### Problem requirements
Give as output the line that contains "Give me the", followed by every remaining line of the entries, unchanged and with nothing added.
:: Supplied material
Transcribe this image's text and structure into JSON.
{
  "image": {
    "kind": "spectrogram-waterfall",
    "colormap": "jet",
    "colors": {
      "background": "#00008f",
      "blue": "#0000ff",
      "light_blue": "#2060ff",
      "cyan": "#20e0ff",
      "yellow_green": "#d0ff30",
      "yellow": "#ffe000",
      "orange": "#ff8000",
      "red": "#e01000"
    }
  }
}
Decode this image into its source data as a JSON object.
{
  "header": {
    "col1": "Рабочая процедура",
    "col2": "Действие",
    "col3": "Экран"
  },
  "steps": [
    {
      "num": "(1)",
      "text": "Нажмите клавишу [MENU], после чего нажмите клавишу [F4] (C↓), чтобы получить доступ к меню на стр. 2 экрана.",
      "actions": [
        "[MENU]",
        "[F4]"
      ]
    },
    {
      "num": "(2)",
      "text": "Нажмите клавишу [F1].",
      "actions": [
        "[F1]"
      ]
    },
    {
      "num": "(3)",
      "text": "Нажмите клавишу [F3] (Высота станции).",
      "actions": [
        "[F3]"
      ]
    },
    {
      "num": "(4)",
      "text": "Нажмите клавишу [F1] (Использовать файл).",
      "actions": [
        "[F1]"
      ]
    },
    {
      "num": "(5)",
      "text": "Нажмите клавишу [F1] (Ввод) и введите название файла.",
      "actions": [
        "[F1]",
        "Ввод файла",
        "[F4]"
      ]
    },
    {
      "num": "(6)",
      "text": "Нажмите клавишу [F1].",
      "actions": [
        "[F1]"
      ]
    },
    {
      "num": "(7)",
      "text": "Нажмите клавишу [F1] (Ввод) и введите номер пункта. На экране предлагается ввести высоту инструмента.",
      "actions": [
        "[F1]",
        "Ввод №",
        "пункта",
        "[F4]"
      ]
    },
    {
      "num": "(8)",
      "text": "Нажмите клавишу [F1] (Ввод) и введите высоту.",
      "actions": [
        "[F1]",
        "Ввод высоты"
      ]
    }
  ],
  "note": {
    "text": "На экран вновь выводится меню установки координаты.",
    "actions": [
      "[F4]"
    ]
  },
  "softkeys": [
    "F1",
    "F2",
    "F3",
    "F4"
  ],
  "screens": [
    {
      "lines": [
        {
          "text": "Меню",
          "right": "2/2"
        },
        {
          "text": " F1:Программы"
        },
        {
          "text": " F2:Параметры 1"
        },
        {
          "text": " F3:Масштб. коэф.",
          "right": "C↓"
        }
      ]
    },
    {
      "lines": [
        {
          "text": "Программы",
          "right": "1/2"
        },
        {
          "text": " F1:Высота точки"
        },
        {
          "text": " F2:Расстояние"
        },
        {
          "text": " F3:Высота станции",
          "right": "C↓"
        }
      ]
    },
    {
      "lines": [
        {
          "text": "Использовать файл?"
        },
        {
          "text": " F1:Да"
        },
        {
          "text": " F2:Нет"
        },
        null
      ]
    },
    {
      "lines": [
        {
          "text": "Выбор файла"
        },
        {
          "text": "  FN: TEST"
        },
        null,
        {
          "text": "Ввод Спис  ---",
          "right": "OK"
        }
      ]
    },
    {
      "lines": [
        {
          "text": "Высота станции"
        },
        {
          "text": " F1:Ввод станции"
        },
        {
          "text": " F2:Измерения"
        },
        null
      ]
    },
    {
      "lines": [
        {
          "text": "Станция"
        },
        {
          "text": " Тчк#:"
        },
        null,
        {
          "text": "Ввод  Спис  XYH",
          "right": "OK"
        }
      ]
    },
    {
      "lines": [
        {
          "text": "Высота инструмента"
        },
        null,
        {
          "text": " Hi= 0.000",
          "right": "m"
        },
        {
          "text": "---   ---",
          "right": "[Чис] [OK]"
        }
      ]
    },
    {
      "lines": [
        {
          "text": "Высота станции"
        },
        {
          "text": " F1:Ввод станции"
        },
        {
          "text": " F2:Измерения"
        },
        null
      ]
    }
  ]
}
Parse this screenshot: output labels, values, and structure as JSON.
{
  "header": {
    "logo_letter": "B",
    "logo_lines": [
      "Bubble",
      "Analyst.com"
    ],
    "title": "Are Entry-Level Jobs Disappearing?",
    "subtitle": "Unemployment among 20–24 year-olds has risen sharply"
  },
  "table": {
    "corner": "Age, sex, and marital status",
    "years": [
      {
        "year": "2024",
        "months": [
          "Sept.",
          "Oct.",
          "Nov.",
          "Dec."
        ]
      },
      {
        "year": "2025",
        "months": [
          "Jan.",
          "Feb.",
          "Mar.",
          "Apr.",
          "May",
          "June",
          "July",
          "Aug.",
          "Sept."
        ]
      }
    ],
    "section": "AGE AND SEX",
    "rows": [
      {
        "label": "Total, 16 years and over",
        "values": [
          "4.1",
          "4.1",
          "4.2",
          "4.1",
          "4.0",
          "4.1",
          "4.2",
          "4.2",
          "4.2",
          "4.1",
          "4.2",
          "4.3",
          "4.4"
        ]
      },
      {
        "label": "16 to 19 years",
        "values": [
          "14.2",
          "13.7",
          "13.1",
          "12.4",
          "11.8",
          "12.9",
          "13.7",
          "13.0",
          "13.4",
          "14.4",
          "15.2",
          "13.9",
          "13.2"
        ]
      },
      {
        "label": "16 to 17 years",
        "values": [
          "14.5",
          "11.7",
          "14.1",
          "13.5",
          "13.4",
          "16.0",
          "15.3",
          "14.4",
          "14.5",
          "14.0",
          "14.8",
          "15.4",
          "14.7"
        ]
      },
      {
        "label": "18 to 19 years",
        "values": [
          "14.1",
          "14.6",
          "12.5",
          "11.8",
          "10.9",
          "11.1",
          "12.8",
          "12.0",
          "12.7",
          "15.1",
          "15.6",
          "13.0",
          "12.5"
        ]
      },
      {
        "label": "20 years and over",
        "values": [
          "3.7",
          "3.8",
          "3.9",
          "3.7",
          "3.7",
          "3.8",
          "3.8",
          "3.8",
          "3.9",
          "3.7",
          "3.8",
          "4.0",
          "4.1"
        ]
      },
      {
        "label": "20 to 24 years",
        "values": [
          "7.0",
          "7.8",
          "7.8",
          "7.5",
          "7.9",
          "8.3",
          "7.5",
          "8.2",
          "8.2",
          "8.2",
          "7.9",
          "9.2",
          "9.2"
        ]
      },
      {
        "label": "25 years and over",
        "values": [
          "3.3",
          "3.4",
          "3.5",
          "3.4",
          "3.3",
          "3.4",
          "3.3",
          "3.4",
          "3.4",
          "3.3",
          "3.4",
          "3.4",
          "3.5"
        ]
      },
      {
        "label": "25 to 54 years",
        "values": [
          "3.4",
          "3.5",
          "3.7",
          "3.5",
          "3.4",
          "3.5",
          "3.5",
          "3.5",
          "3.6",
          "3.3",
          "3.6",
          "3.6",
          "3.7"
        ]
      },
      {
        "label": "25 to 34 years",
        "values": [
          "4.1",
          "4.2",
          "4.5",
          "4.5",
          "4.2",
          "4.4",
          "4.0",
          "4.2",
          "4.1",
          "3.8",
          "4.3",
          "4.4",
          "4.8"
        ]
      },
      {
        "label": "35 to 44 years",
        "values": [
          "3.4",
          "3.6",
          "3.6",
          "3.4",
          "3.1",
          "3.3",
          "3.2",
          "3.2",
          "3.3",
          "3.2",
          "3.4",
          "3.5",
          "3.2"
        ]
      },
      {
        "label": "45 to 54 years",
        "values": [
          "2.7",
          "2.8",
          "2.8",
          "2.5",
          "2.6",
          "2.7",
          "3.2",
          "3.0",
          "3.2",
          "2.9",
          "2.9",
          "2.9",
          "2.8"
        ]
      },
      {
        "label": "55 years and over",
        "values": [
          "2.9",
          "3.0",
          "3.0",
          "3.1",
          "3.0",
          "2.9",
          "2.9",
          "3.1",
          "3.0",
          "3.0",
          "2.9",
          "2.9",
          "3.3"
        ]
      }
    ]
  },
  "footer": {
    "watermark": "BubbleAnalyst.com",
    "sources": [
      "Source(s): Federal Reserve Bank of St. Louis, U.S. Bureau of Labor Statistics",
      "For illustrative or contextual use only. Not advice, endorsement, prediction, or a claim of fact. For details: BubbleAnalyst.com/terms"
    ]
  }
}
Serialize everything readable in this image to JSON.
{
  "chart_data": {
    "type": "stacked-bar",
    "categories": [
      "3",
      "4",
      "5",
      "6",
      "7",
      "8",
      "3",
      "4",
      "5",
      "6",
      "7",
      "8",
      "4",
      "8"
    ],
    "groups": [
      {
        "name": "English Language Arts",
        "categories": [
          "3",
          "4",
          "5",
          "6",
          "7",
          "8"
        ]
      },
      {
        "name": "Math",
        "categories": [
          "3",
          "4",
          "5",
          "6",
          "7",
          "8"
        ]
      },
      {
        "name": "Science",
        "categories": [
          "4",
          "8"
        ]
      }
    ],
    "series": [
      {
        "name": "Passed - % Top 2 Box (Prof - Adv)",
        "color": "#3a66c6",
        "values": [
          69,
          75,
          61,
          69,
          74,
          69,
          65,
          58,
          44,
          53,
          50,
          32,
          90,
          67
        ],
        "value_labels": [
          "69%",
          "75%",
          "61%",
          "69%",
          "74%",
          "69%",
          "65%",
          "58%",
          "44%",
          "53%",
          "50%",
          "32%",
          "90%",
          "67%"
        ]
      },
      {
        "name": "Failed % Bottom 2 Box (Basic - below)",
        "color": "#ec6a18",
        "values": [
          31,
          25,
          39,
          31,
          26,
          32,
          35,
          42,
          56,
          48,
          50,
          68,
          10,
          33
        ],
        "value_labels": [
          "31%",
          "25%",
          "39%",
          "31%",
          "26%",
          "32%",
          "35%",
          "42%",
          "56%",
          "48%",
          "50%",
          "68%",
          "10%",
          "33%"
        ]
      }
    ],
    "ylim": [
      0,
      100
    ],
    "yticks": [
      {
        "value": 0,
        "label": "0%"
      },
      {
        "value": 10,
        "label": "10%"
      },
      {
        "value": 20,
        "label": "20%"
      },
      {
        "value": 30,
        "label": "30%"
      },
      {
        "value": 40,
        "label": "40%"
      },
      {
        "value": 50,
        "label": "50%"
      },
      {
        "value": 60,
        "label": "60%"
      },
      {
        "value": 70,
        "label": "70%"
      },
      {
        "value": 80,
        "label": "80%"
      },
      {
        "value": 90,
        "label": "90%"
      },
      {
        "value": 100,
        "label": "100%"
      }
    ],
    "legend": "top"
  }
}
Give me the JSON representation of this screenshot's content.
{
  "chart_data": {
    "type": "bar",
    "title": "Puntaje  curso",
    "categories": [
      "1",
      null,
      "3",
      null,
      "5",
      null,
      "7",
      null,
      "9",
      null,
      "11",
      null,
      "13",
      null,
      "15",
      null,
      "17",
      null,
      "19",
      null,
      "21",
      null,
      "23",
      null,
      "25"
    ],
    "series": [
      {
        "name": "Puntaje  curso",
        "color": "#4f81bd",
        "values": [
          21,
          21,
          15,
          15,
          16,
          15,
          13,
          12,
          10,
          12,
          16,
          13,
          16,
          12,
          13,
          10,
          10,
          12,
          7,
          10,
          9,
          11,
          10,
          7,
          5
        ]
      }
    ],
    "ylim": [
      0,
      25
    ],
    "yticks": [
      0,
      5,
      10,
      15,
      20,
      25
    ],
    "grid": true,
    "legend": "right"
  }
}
::::
### Task response
Give me the JSON representation of this screenshot's content.
{
  "chart_data": {
    "type": "bar",
    "title": "Puntaje  curso",
    "categories": [
      "1",
      null,
      "3",
      null,
      "5",
      null,
      "7",
      null,
      "9",
      null,
      "11",
      null,
      "13",
      null,
      "15",
      null,
      "17",
      null,
      "19",
      null,
      "21",
      null,
      "23",
      null,
      "25"
    ],
    "series": [
      {
        "name": "Puntaje  curso",
        "color": "#4f81bd",
        "values": [
          21,
          21,
          15,
          15,
          16,
          15,
          13,
          12,
          10,
          12,
          16,
          13,
          16,
          12,
          13,
          10,
          10,
          12,
          7,
          10,
          9,
          11,
          10,
          7,
          5
        ]
      }
    ],
    "ylim": [
      0,
      25
    ],
    "yticks": [
      0,
      5,
      10,
      15,
      20,
      25
    ],
    "grid": true,
    "legend": "right"
  }
}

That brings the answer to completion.